■ DATA SHOWN:
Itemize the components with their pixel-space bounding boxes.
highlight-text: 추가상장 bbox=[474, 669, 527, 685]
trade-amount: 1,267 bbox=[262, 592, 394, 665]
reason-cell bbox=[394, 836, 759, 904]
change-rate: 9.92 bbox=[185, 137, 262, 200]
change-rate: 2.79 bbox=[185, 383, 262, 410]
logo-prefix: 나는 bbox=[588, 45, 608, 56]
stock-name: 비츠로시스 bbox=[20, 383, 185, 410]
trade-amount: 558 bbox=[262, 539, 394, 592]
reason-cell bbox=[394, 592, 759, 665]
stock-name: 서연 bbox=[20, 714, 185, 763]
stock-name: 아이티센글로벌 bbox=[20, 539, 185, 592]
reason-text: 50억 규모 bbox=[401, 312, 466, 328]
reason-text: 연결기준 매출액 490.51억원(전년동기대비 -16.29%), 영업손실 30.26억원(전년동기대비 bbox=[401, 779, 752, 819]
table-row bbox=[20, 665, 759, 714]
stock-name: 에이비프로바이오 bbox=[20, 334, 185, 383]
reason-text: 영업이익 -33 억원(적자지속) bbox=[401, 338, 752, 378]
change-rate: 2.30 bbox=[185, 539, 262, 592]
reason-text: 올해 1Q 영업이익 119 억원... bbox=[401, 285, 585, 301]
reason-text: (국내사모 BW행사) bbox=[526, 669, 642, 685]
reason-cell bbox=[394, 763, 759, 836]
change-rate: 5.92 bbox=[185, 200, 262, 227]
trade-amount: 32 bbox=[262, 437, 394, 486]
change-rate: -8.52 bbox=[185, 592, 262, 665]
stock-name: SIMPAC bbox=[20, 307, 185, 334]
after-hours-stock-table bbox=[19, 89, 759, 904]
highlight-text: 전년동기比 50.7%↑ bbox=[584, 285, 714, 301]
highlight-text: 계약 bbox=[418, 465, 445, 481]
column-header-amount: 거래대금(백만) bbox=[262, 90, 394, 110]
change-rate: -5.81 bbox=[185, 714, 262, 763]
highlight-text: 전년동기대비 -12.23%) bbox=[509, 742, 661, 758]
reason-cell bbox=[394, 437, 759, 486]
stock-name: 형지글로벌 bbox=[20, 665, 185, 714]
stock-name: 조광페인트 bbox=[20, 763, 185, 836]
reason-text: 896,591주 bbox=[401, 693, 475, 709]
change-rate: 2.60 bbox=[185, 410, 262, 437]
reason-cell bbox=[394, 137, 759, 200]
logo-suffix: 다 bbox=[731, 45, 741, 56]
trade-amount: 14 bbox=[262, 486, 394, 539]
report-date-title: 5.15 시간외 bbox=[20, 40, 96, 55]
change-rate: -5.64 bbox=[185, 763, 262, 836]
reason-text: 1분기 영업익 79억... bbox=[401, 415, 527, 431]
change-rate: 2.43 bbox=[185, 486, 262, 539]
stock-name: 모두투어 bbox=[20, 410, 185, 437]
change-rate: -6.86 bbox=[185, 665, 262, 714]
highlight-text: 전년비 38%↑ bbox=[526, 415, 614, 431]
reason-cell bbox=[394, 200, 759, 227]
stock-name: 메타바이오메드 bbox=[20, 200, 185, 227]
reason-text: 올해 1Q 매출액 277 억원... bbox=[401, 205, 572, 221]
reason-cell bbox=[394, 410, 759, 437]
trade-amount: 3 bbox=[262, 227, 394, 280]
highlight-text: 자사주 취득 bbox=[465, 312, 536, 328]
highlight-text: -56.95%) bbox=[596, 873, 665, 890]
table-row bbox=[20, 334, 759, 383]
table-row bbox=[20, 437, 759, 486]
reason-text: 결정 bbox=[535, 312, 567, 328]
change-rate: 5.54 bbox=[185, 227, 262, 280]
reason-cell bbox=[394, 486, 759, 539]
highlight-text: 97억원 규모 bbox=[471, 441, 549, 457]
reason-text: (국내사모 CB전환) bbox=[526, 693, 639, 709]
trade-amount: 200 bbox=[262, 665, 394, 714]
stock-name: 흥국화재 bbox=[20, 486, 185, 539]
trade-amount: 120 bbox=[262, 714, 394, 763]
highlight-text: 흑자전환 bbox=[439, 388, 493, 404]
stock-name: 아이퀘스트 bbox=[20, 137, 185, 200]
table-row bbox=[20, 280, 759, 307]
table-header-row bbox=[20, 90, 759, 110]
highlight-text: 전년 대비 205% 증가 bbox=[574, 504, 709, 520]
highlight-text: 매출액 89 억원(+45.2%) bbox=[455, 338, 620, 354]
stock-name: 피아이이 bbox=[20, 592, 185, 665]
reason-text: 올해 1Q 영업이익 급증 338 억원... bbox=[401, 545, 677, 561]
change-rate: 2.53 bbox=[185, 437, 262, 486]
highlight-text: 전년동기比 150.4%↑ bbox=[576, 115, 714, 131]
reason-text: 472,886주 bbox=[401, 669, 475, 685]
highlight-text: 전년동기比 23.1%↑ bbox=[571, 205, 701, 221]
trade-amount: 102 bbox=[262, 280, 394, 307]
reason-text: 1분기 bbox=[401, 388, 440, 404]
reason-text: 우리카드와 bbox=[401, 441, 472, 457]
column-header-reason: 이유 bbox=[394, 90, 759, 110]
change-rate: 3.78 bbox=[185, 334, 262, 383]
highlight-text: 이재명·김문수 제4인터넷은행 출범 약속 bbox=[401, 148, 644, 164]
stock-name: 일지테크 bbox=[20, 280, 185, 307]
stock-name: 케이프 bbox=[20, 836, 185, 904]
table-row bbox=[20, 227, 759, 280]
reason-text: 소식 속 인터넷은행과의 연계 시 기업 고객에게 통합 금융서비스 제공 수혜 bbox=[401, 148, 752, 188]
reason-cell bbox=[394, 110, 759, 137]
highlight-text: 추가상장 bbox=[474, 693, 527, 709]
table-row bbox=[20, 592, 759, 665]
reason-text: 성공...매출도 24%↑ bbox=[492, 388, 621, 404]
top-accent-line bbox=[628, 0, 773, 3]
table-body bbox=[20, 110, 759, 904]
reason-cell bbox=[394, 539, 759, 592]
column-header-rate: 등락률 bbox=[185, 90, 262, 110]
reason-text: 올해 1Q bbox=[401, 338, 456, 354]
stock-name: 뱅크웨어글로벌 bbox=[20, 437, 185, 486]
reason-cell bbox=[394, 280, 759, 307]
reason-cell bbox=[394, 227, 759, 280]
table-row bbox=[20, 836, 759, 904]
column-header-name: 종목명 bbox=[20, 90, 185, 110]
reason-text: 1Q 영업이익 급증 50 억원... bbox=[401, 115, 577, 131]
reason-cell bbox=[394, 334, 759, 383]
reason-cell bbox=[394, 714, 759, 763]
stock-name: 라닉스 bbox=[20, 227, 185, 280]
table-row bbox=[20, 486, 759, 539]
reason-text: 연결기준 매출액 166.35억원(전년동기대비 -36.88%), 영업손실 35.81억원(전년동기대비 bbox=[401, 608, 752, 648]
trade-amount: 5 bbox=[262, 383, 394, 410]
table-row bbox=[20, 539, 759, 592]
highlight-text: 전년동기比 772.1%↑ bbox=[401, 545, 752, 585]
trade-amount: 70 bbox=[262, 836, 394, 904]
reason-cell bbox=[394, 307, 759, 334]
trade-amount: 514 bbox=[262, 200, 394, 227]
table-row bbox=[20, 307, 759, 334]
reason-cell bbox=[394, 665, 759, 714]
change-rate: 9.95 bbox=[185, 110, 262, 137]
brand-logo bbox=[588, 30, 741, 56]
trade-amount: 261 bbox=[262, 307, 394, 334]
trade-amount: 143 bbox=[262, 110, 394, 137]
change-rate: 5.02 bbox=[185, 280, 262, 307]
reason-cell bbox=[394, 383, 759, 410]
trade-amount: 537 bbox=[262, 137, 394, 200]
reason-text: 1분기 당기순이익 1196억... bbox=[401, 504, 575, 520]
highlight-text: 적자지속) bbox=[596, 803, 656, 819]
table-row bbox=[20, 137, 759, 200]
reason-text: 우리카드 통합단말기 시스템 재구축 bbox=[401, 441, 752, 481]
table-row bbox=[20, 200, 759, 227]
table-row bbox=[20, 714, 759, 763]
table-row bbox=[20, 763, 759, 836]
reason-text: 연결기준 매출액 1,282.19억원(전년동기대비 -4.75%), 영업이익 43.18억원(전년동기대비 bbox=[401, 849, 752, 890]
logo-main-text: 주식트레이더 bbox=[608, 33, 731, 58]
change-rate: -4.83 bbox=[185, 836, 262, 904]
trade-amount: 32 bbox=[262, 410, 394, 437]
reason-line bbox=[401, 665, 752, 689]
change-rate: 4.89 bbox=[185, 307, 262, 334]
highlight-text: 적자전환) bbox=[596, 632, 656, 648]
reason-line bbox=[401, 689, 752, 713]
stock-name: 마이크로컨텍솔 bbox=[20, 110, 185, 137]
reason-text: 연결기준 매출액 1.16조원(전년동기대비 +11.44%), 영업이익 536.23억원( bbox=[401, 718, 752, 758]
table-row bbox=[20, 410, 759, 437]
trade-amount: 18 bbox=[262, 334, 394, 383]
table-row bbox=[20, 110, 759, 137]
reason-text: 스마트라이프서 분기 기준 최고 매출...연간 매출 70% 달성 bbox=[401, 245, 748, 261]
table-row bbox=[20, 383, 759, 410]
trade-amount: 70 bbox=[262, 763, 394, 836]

■ WORK TO DO: Write out again, unchanged, the lines from the start of the records through the line containing "logo-prefix: 나는 bbox=[588, 45, 608, 56]".

■ SOLUTION BELOW:
Itemize the components with their pixel-space bounding boxes.
highlight-text: 추가상장 bbox=[474, 669, 527, 685]
trade-amount: 1,267 bbox=[262, 592, 394, 665]
reason-cell bbox=[394, 836, 759, 904]
change-rate: 9.92 bbox=[185, 137, 262, 200]
change-rate: 2.79 bbox=[185, 383, 262, 410]
logo-prefix: 나는 bbox=[588, 45, 608, 56]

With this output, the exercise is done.